■ **EXERCISE**: Take each line containing the word "this" and copy it.

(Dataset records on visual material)
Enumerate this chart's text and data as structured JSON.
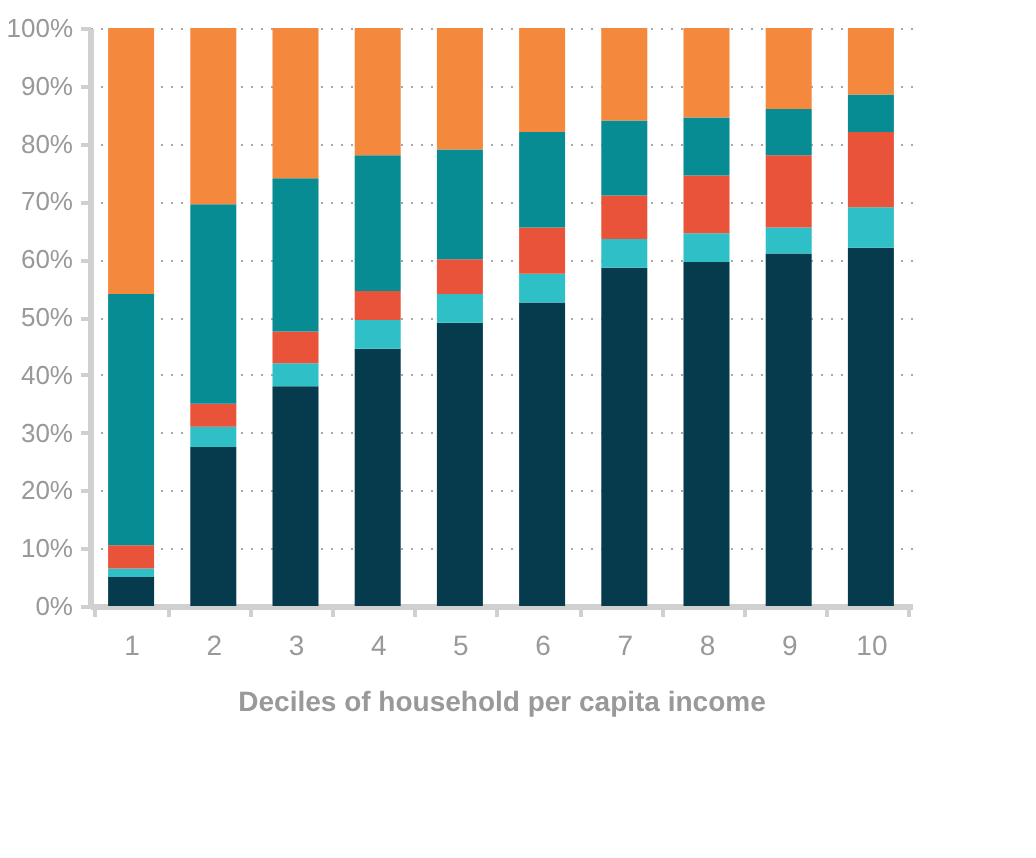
{
  "chart_data": {
    "type": "bar",
    "stacked": true,
    "xlabel": "Deciles of household per capita income",
    "categories": [
      "1",
      "2",
      "3",
      "4",
      "5",
      "6",
      "7",
      "8",
      "9",
      "10"
    ],
    "series": [
      {
        "color": "#063a4d",
        "values": [
          5,
          27.5,
          38,
          44.5,
          49,
          52.5,
          58.5,
          59.5,
          61,
          62
        ]
      },
      {
        "color": "#2ebfc7",
        "values": [
          1.5,
          3.5,
          4,
          5,
          5,
          5,
          5,
          5,
          4.5,
          7
        ]
      },
      {
        "color": "#e8533a",
        "values": [
          4,
          4,
          5.5,
          5,
          6,
          8,
          7.5,
          10,
          12.5,
          13
        ]
      },
      {
        "color": "#078c94",
        "values": [
          43.5,
          34.5,
          26.5,
          23.5,
          19,
          16.5,
          13,
          10,
          8,
          6.5
        ]
      },
      {
        "color": "#f4883d",
        "values": [
          46,
          30.5,
          26,
          22,
          21,
          18,
          16,
          15.5,
          14,
          11.5
        ]
      }
    ],
    "ylim": [
      0,
      100
    ],
    "yticks": [
      {
        "value": 0,
        "label": "0%"
      },
      {
        "value": 10,
        "label": "10%"
      },
      {
        "value": 20,
        "label": "20%"
      },
      {
        "value": 30,
        "label": "30%"
      },
      {
        "value": 40,
        "label": "40%"
      },
      {
        "value": 50,
        "label": "50%"
      },
      {
        "value": 60,
        "label": "60%"
      },
      {
        "value": 70,
        "label": "70%"
      },
      {
        "value": 80,
        "label": "80%"
      },
      {
        "value": 90,
        "label": "90%"
      },
      {
        "value": 100,
        "label": "100%"
      }
    ],
    "grid": "y",
    "legend": false
  }
}
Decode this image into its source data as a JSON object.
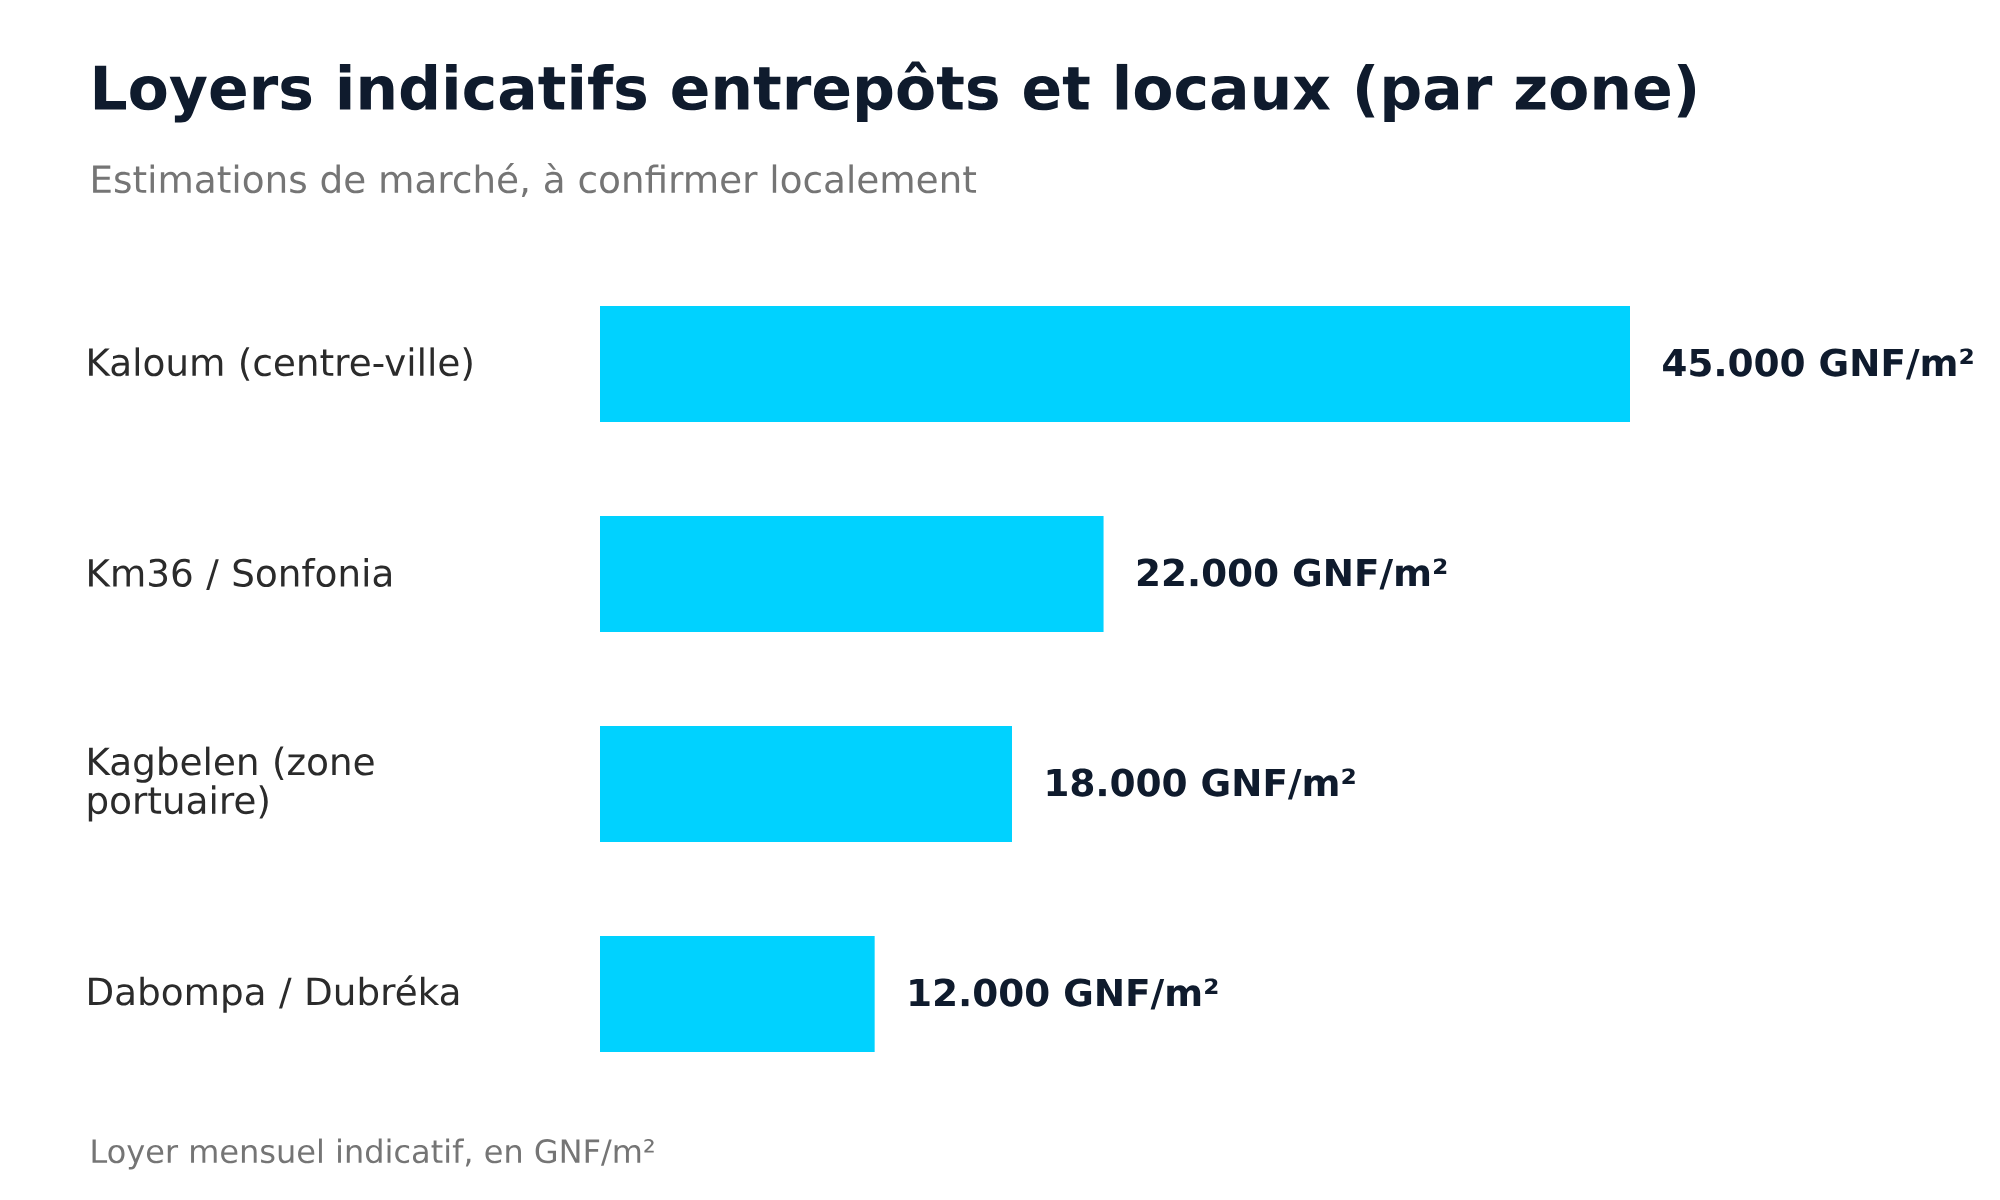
{
  "chart_data": {
    "type": "bar",
    "orientation": "horizontal",
    "title": "Loyers indicatifs entrepôts et locaux (par zone)",
    "subtitle": "Estimations de marché, à confirmer localement",
    "annotations": [
      "Loyer mensuel indicatif, en GNF/m²"
    ],
    "categories": [
      "Kaloum (centre-ville)",
      "Km36 / Sonfonia",
      "Kagbelen (zone portuaire)",
      "Dabompa / Dubréka"
    ],
    "values": [
      45000,
      22000,
      18000,
      12000
    ],
    "color": "#00d2ff",
    "value_labels": [
      "45.000 GNF/m²",
      "22.000 GNF/m²",
      "18.000 GNF/m²",
      "12.000 GNF/m²"
    ]
  }
}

■ **RESPONSE TO THE EXERCISE**:
Enumerate this chart's text and data as structured JSON.
Decode this image into its source data as a JSON object.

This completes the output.